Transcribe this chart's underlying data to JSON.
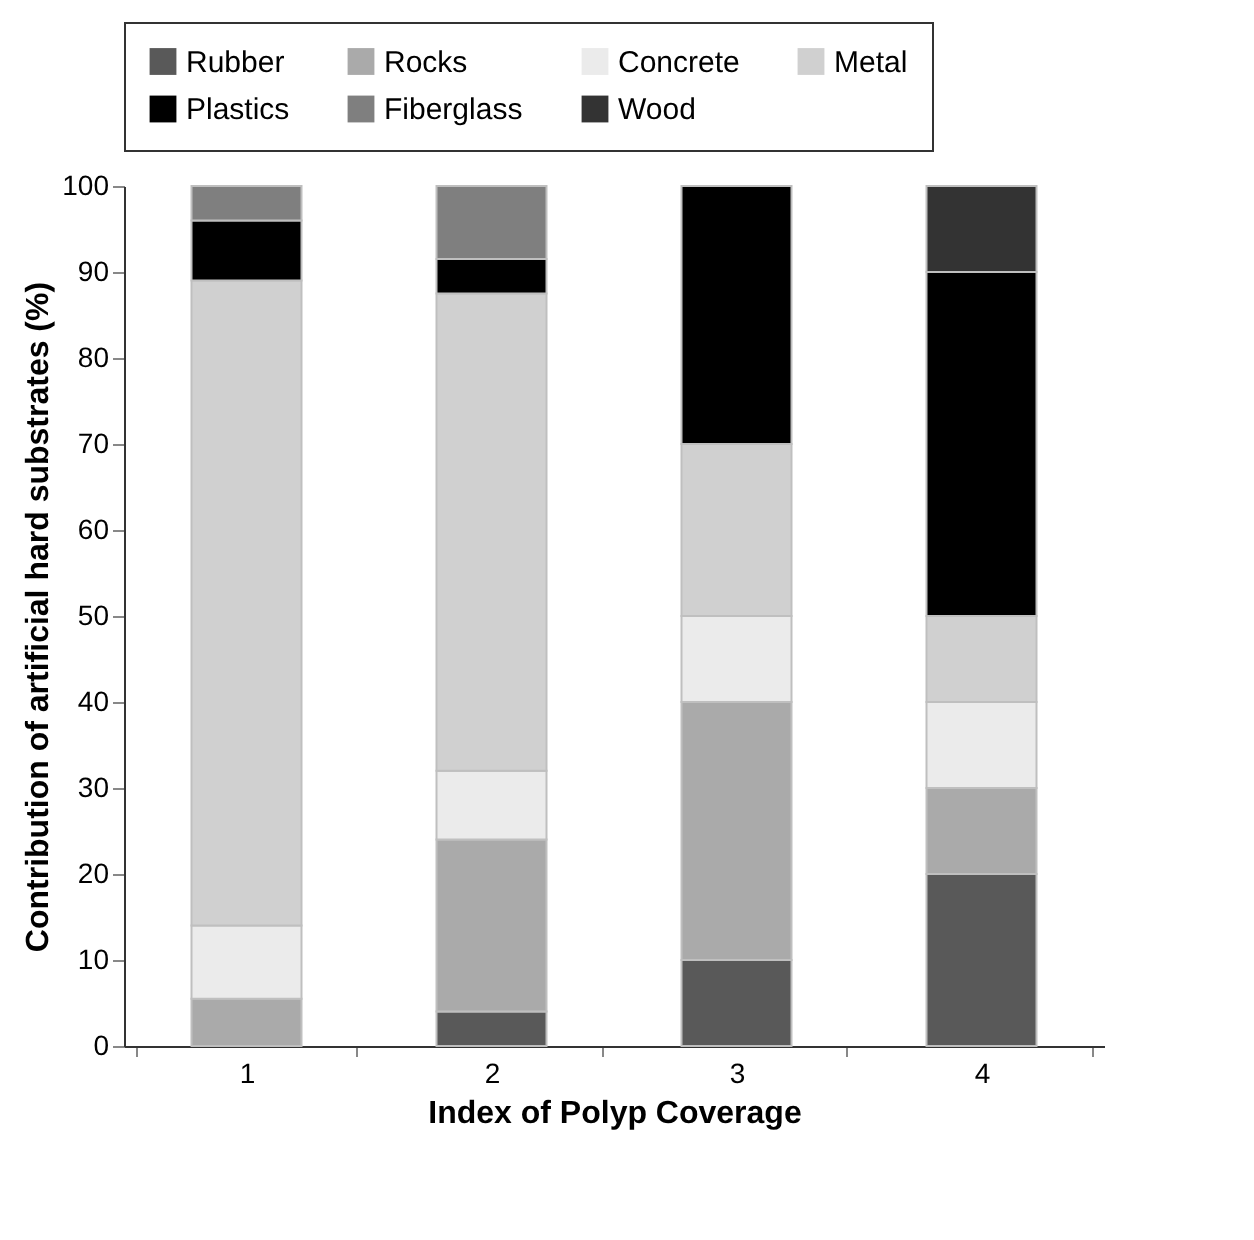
{
  "chart_data": {
    "type": "bar",
    "stacked": true,
    "xlabel": "Index of Polyp Coverage",
    "ylabel": "Contribution of artificial hard substrates (%)",
    "categories": [
      "1",
      "2",
      "3",
      "4"
    ],
    "series": [
      {
        "name": "Rubber",
        "color": "#595959",
        "values": [
          0,
          4,
          10,
          20
        ]
      },
      {
        "name": "Rocks",
        "color": "#aaaaaa",
        "values": [
          5.5,
          20,
          30,
          10
        ]
      },
      {
        "name": "Concrete",
        "color": "#ebebeb",
        "values": [
          8.5,
          8,
          10,
          10
        ]
      },
      {
        "name": "Metal",
        "color": "#d0d0d0",
        "values": [
          75,
          55.5,
          20,
          10
        ]
      },
      {
        "name": "Plastics",
        "color": "#000000",
        "values": [
          7,
          4,
          30,
          40
        ]
      },
      {
        "name": "Fiberglass",
        "color": "#7f7f7f",
        "values": [
          4,
          8.5,
          0,
          0
        ]
      },
      {
        "name": "Wood",
        "color": "#333333",
        "values": [
          0,
          0,
          0,
          10
        ]
      }
    ],
    "ylim": [
      0,
      100
    ],
    "yticks": [
      0,
      10,
      20,
      30,
      40,
      50,
      60,
      70,
      80,
      90,
      100
    ],
    "grid": false,
    "legend": "top"
  }
}
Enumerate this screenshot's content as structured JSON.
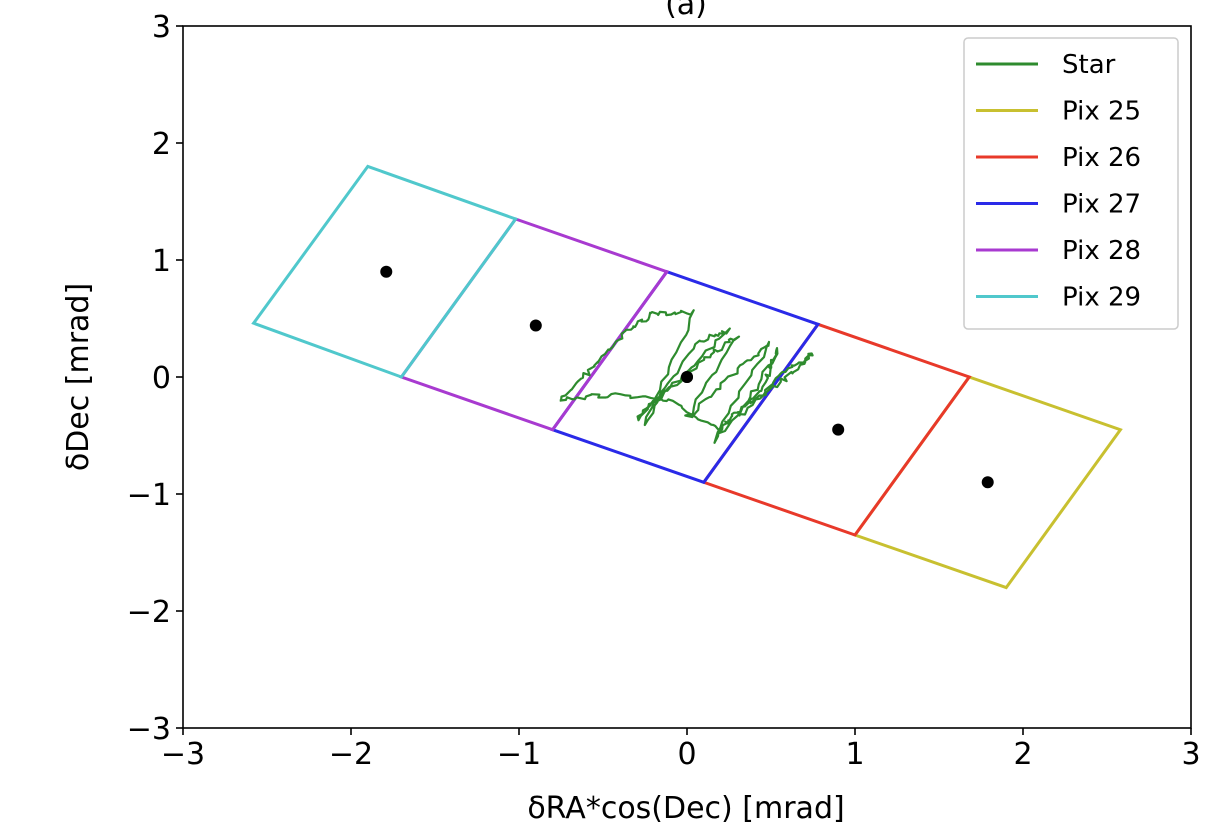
{
  "chart_data": {
    "type": "line",
    "title": "(a)",
    "xlabel": "δRA*cos(Dec) [mrad]",
    "ylabel": "δDec [mrad]",
    "xlim": [
      -3,
      3
    ],
    "ylim": [
      -3,
      3
    ],
    "xticks": [
      -3,
      -2,
      -1,
      0,
      1,
      2,
      3
    ],
    "yticks": [
      -3,
      -2,
      -1,
      0,
      1,
      2,
      3
    ],
    "xtick_labels": [
      "−3",
      "−2",
      "−1",
      "0",
      "1",
      "2",
      "3"
    ],
    "ytick_labels": [
      "−3",
      "−2",
      "−1",
      "0",
      "1",
      "2",
      "3"
    ],
    "grid": false,
    "legend_position": "top-right",
    "series": [
      {
        "name": "Star",
        "color": "#2e8b2e",
        "style": "wiggly-line",
        "points": [
          [
            -0.75,
            -0.2
          ],
          [
            -0.55,
            0.1
          ],
          [
            -0.35,
            0.4
          ],
          [
            -0.2,
            0.55
          ],
          [
            0.05,
            0.55
          ],
          [
            -0.25,
            -0.4
          ],
          [
            0.05,
            0.3
          ],
          [
            0.25,
            0.4
          ],
          [
            -0.1,
            -0.1
          ],
          [
            -0.3,
            -0.35
          ],
          [
            0.1,
            0.15
          ],
          [
            0.3,
            0.35
          ],
          [
            0.0,
            -0.35
          ],
          [
            0.3,
            0.05
          ],
          [
            0.5,
            0.3
          ],
          [
            0.15,
            -0.55
          ],
          [
            0.45,
            -0.1
          ],
          [
            0.55,
            0.25
          ],
          [
            0.3,
            -0.35
          ],
          [
            0.55,
            0.0
          ],
          [
            0.75,
            0.2
          ],
          [
            0.55,
            -0.05
          ],
          [
            0.3,
            -0.3
          ],
          [
            0.2,
            -0.45
          ],
          [
            -0.1,
            -0.2
          ],
          [
            -0.45,
            -0.15
          ],
          [
            -0.75,
            -0.2
          ]
        ]
      },
      {
        "name": "Pix 25",
        "color": "#c8c030",
        "corners": [
          [
            1.68,
            0.0
          ],
          [
            2.58,
            -0.45
          ],
          [
            1.9,
            -1.8
          ],
          [
            1.0,
            -1.35
          ]
        ],
        "center": [
          1.79,
          -0.9
        ]
      },
      {
        "name": "Pix 26",
        "color": "#e8392a",
        "corners": [
          [
            0.78,
            0.45
          ],
          [
            1.68,
            0.0
          ],
          [
            1.0,
            -1.35
          ],
          [
            0.1,
            -0.9
          ]
        ],
        "center": [
          0.9,
          -0.45
        ]
      },
      {
        "name": "Pix 27",
        "color": "#2a2ae8",
        "corners": [
          [
            -0.12,
            0.9
          ],
          [
            0.78,
            0.45
          ],
          [
            0.1,
            -0.9
          ],
          [
            -0.8,
            -0.45
          ]
        ],
        "center": [
          0.0,
          0.0
        ]
      },
      {
        "name": "Pix 28",
        "color": "#a83ad0",
        "corners": [
          [
            -1.02,
            1.35
          ],
          [
            -0.12,
            0.9
          ],
          [
            -0.8,
            -0.45
          ],
          [
            -1.7,
            0.0
          ]
        ],
        "center": [
          -0.9,
          0.44
        ]
      },
      {
        "name": "Pix 29",
        "color": "#50c8cc",
        "corners": [
          [
            -1.9,
            1.8
          ],
          [
            -1.02,
            1.35
          ],
          [
            -1.7,
            0.0
          ],
          [
            -2.58,
            0.46
          ]
        ],
        "center": [
          -1.79,
          0.9
        ]
      }
    ]
  }
}
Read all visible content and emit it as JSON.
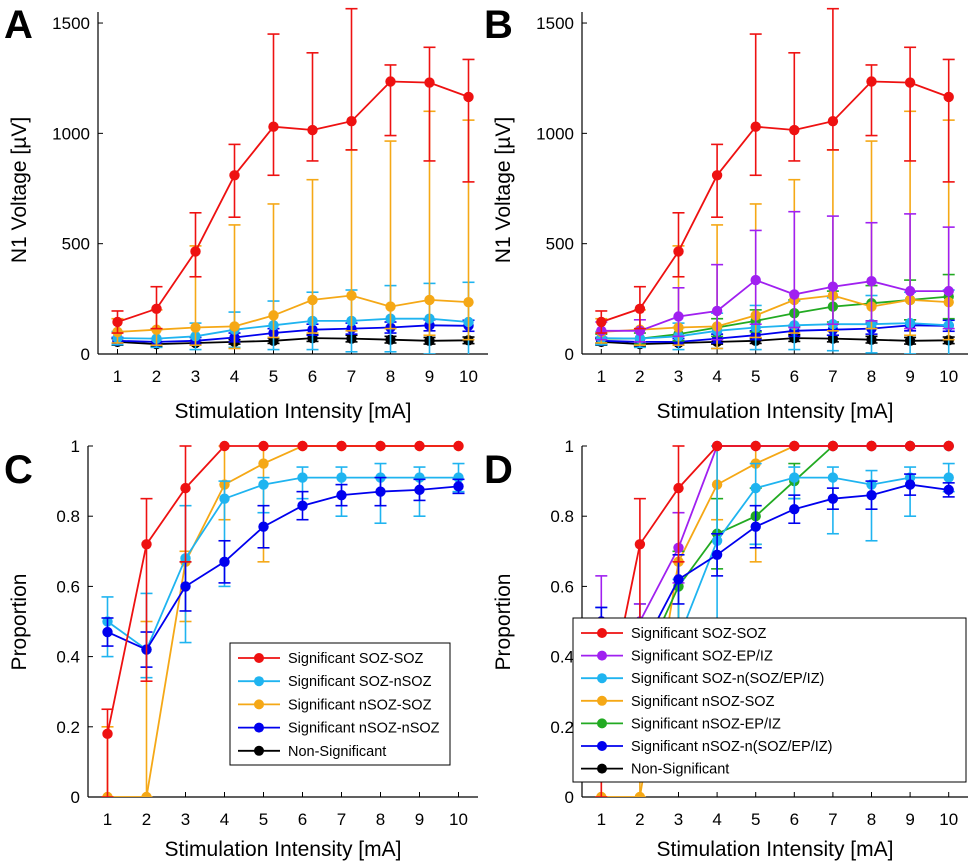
{
  "chart_data": [
    {
      "type": "line",
      "panel_label": "A",
      "xlabel": "Stimulation Intensity [mA]",
      "ylabel": "N1 Voltage [µV]",
      "x": [
        1,
        2,
        3,
        4,
        5,
        6,
        7,
        8,
        9,
        10
      ],
      "xlim": [
        0.5,
        10.5
      ],
      "ylim": [
        0,
        1550
      ],
      "yticks": [
        0,
        500,
        1000,
        1500
      ],
      "legend": null,
      "series": [
        {
          "name": "Non-Significant",
          "color": "#000000",
          "values": [
            55,
            45,
            50,
            55,
            60,
            72,
            70,
            65,
            60,
            62
          ],
          "err_low": [
            15,
            10,
            10,
            10,
            12,
            15,
            15,
            15,
            15,
            15
          ],
          "err_high": [
            15,
            10,
            10,
            10,
            12,
            15,
            15,
            15,
            15,
            15
          ]
        },
        {
          "name": "Significant nSOZ-nSOZ",
          "color": "#0000ee",
          "values": [
            60,
            55,
            60,
            75,
            95,
            110,
            115,
            120,
            130,
            128
          ],
          "err_low": [
            15,
            15,
            15,
            20,
            20,
            25,
            25,
            25,
            25,
            25
          ],
          "err_high": [
            15,
            15,
            15,
            20,
            20,
            25,
            25,
            25,
            25,
            25
          ]
        },
        {
          "name": "Significant SOZ-nSOZ",
          "color": "#1fb4f0",
          "values": [
            72,
            70,
            80,
            110,
            130,
            150,
            150,
            160,
            160,
            145
          ],
          "err_low": [
            30,
            40,
            60,
            80,
            110,
            130,
            140,
            150,
            160,
            180
          ],
          "err_high": [
            30,
            40,
            60,
            80,
            110,
            130,
            140,
            150,
            160,
            180
          ]
        },
        {
          "name": "Significant nSOZ-SOZ",
          "color": "#f5a816",
          "values": [
            100,
            110,
            120,
            125,
            175,
            245,
            265,
            215,
            245,
            235
          ],
          "err_low": [
            50,
            70,
            80,
            100,
            100,
            150,
            160,
            100,
            160,
            170
          ],
          "err_high": [
            60,
            90,
            370,
            460,
            505,
            545,
            660,
            750,
            855,
            825
          ]
        },
        {
          "name": "Significant SOZ-SOZ",
          "color": "#ee1111",
          "values": [
            145,
            205,
            465,
            810,
            1030,
            1015,
            1055,
            1235,
            1230,
            1165
          ],
          "err_low": [
            50,
            90,
            115,
            190,
            220,
            140,
            130,
            245,
            355,
            385
          ],
          "err_high": [
            50,
            100,
            175,
            140,
            420,
            350,
            510,
            75,
            160,
            170
          ]
        }
      ]
    },
    {
      "type": "line",
      "panel_label": "B",
      "xlabel": "Stimulation Intensity [mA]",
      "ylabel": "N1 Voltage [µV]",
      "x": [
        1,
        2,
        3,
        4,
        5,
        6,
        7,
        8,
        9,
        10
      ],
      "xlim": [
        0.5,
        10.5
      ],
      "ylim": [
        0,
        1550
      ],
      "yticks": [
        0,
        500,
        1000,
        1500
      ],
      "legend": null,
      "series": [
        {
          "name": "Non-Significant",
          "color": "#000000",
          "values": [
            55,
            45,
            50,
            55,
            60,
            72,
            70,
            65,
            60,
            62
          ],
          "err_low": [
            15,
            10,
            10,
            10,
            12,
            15,
            15,
            15,
            15,
            15
          ],
          "err_high": [
            15,
            10,
            10,
            10,
            12,
            15,
            15,
            15,
            15,
            15
          ]
        },
        {
          "name": "Significant nSOZ-n(SOZ/EP/IZ)",
          "color": "#0000ee",
          "values": [
            60,
            55,
            55,
            70,
            85,
            105,
            110,
            115,
            130,
            128
          ],
          "err_low": [
            15,
            15,
            15,
            20,
            20,
            25,
            25,
            25,
            25,
            25
          ],
          "err_high": [
            15,
            15,
            15,
            20,
            20,
            25,
            25,
            25,
            25,
            25
          ]
        },
        {
          "name": "Significant nSOZ-EP/IZ",
          "color": "#22aa22",
          "values": [
            70,
            70,
            90,
            120,
            150,
            185,
            215,
            230,
            245,
            260
          ],
          "err_low": [
            20,
            25,
            30,
            40,
            50,
            60,
            70,
            80,
            90,
            100
          ],
          "err_high": [
            20,
            25,
            30,
            40,
            50,
            60,
            70,
            80,
            90,
            100
          ]
        },
        {
          "name": "Significant SOZ-n(SOZ/EP/IZ)",
          "color": "#1fb4f0",
          "values": [
            72,
            70,
            80,
            105,
            120,
            130,
            135,
            135,
            140,
            130
          ],
          "err_low": [
            30,
            40,
            60,
            80,
            100,
            110,
            120,
            130,
            140,
            160
          ],
          "err_high": [
            30,
            40,
            60,
            80,
            100,
            110,
            120,
            130,
            140,
            160
          ]
        },
        {
          "name": "Significant nSOZ-SOZ",
          "color": "#f5a816",
          "values": [
            100,
            110,
            120,
            125,
            175,
            245,
            265,
            215,
            245,
            235
          ],
          "err_low": [
            50,
            70,
            80,
            100,
            100,
            150,
            160,
            100,
            160,
            170
          ],
          "err_high": [
            60,
            90,
            370,
            460,
            505,
            545,
            660,
            750,
            855,
            825
          ]
        },
        {
          "name": "Significant SOZ-EP/IZ",
          "color": "#a020f0",
          "values": [
            105,
            105,
            170,
            195,
            335,
            270,
            305,
            330,
            285,
            285
          ],
          "err_low": [
            40,
            50,
            90,
            130,
            200,
            150,
            170,
            180,
            170,
            170
          ],
          "err_high": [
            40,
            50,
            130,
            210,
            225,
            375,
            320,
            265,
            350,
            290
          ]
        },
        {
          "name": "Significant SOZ-SOZ",
          "color": "#ee1111",
          "values": [
            145,
            205,
            465,
            810,
            1030,
            1015,
            1055,
            1235,
            1230,
            1165
          ],
          "err_low": [
            50,
            90,
            115,
            190,
            220,
            140,
            130,
            245,
            355,
            385
          ],
          "err_high": [
            50,
            100,
            175,
            140,
            420,
            350,
            510,
            75,
            160,
            170
          ]
        }
      ]
    },
    {
      "type": "line",
      "panel_label": "C",
      "xlabel": "Stimulation Intensity [mA]",
      "ylabel": "Proportion",
      "x": [
        1,
        2,
        3,
        4,
        5,
        6,
        7,
        8,
        9,
        10
      ],
      "xlim": [
        0.5,
        10.5
      ],
      "ylim": [
        0,
        1
      ],
      "yticks": [
        0,
        0.2,
        0.4,
        0.6,
        0.8,
        1
      ],
      "legend": "bottom-right",
      "legend_entries": [
        "Significant SOZ-SOZ",
        "Significant SOZ-nSOZ",
        "Significant nSOZ-SOZ",
        "Significant nSOZ-nSOZ",
        "Non-Significant"
      ],
      "legend_colors": [
        "#ee1111",
        "#1fb4f0",
        "#f5a816",
        "#0000ee",
        "#000000"
      ],
      "series": [
        {
          "name": "Significant nSOZ-SOZ",
          "color": "#f5a816",
          "values": [
            0,
            0,
            0.67,
            0.89,
            0.95,
            1,
            1,
            1,
            1,
            1
          ],
          "err_low": [
            0,
            0,
            0.17,
            0.1,
            0.28,
            0,
            0,
            0,
            0,
            0
          ],
          "err_high": [
            0.2,
            0.5,
            0.03,
            0.11,
            0.05,
            0,
            0,
            0,
            0,
            0
          ]
        },
        {
          "name": "Significant SOZ-nSOZ",
          "color": "#1fb4f0",
          "values": [
            0.5,
            0.42,
            0.68,
            0.85,
            0.89,
            0.91,
            0.91,
            0.91,
            0.91,
            0.91
          ],
          "err_low": [
            0.1,
            0.08,
            0.24,
            0.25,
            0.08,
            0.06,
            0.11,
            0.13,
            0.11,
            0.04
          ],
          "err_high": [
            0.07,
            0.16,
            0.15,
            0.05,
            0.02,
            0.03,
            0.03,
            0.04,
            0.03,
            0.04
          ]
        },
        {
          "name": "Significant nSOZ-nSOZ",
          "color": "#0000ee",
          "values": [
            0.47,
            0.42,
            0.6,
            0.67,
            0.77,
            0.83,
            0.86,
            0.87,
            0.875,
            0.885
          ],
          "err_low": [
            0.04,
            0.05,
            0.07,
            0.06,
            0.06,
            0.04,
            0.03,
            0.04,
            0.03,
            0.02
          ],
          "err_high": [
            0.04,
            0.05,
            0.07,
            0.06,
            0.06,
            0.04,
            0.03,
            0.04,
            0.03,
            0.02
          ]
        },
        {
          "name": "Significant SOZ-SOZ",
          "color": "#ee1111",
          "values": [
            0.18,
            0.72,
            0.88,
            1,
            1,
            1,
            1,
            1,
            1,
            1
          ],
          "err_low": [
            0.18,
            0.39,
            0.21,
            0,
            0,
            0,
            0,
            0,
            0,
            0
          ],
          "err_high": [
            0.07,
            0.13,
            0.12,
            0,
            0,
            0,
            0,
            0,
            0,
            0
          ]
        }
      ]
    },
    {
      "type": "line",
      "panel_label": "D",
      "xlabel": "Stimulation Intensity [mA]",
      "ylabel": "Proportion",
      "x": [
        1,
        2,
        3,
        4,
        5,
        6,
        7,
        8,
        9,
        10
      ],
      "xlim": [
        0.5,
        10.5
      ],
      "ylim": [
        0,
        1
      ],
      "yticks": [
        0,
        0.2,
        0.4,
        0.6,
        0.8,
        1
      ],
      "legend": "bottom-right",
      "legend_entries": [
        "Significant SOZ-SOZ",
        "Significant SOZ-EP/IZ",
        "Significant SOZ-n(SOZ/EP/IZ)",
        "Significant nSOZ-SOZ",
        "Significant nSOZ-EP/IZ",
        "Significant nSOZ-n(SOZ/EP/IZ)",
        "Non-Significant"
      ],
      "legend_colors": [
        "#ee1111",
        "#a020f0",
        "#1fb4f0",
        "#f5a816",
        "#22aa22",
        "#0000ee",
        "#000000"
      ],
      "series": [
        {
          "name": "Significant nSOZ-SOZ",
          "color": "#f5a816",
          "values": [
            0,
            0,
            0.67,
            0.89,
            0.95,
            1,
            1,
            1,
            1,
            1
          ],
          "err_low": [
            0,
            0,
            0.17,
            0.1,
            0.28,
            0,
            0,
            0,
            0,
            0
          ],
          "err_high": [
            0.2,
            0.5,
            0.03,
            0.11,
            0.05,
            0,
            0,
            0,
            0,
            0
          ]
        },
        {
          "name": "Significant nSOZ-EP/IZ",
          "color": "#22aa22",
          "values": [
            0.33,
            0.36,
            0.6,
            0.75,
            0.8,
            0.9,
            1,
            1,
            1,
            1
          ],
          "err_low": [
            0.05,
            0.1,
            0.1,
            0.1,
            0.08,
            0.05,
            0,
            0,
            0,
            0
          ],
          "err_high": [
            0.05,
            0.1,
            0.1,
            0.1,
            0.08,
            0.05,
            0,
            0,
            0,
            0
          ]
        },
        {
          "name": "Significant SOZ-n(SOZ/EP/IZ)",
          "color": "#1fb4f0",
          "values": [
            0.47,
            0.4,
            0.45,
            0.73,
            0.88,
            0.91,
            0.91,
            0.89,
            0.91,
            0.91
          ],
          "err_low": [
            0.1,
            0.08,
            0.05,
            0.25,
            0.16,
            0.06,
            0.16,
            0.16,
            0.11,
            0.04
          ],
          "err_high": [
            0.07,
            0.15,
            0.17,
            0.27,
            0.07,
            0.03,
            0.03,
            0.04,
            0.03,
            0.04
          ]
        },
        {
          "name": "Significant SOZ-EP/IZ",
          "color": "#a020f0",
          "values": [
            0.5,
            0.5,
            0.71,
            1,
            1,
            1,
            1,
            1,
            1,
            1
          ],
          "err_low": [
            0.15,
            0.2,
            0.1,
            0,
            0,
            0,
            0,
            0,
            0,
            0
          ],
          "err_high": [
            0.13,
            0.05,
            0.1,
            0,
            0,
            0,
            0,
            0,
            0,
            0
          ]
        },
        {
          "name": "Significant nSOZ-n(SOZ/EP/IZ)",
          "color": "#0000ee",
          "values": [
            0.5,
            0.41,
            0.62,
            0.69,
            0.77,
            0.82,
            0.85,
            0.86,
            0.89,
            0.875
          ],
          "err_low": [
            0.04,
            0.05,
            0.07,
            0.06,
            0.06,
            0.04,
            0.03,
            0.04,
            0.03,
            0.02
          ],
          "err_high": [
            0.04,
            0.05,
            0.07,
            0.06,
            0.06,
            0.04,
            0.03,
            0.04,
            0.03,
            0.02
          ]
        },
        {
          "name": "Significant SOZ-SOZ",
          "color": "#ee1111",
          "values": [
            0.18,
            0.72,
            0.88,
            1,
            1,
            1,
            1,
            1,
            1,
            1
          ],
          "err_low": [
            0.18,
            0.39,
            0.21,
            0,
            0,
            0,
            0,
            0,
            0,
            0
          ],
          "err_high": [
            0.07,
            0.13,
            0.12,
            0,
            0,
            0,
            0,
            0,
            0,
            0
          ]
        }
      ]
    }
  ]
}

—————

**TASK REQUIREMENTS**: Search the records for the word "JSON" and copy every line where it occurs.

**FINAL RESULT**:
Transcribe this chart's underlying data to JSON.
Enumerate this screenshot's content as structured JSON.
Read all visible content and emit it as JSON.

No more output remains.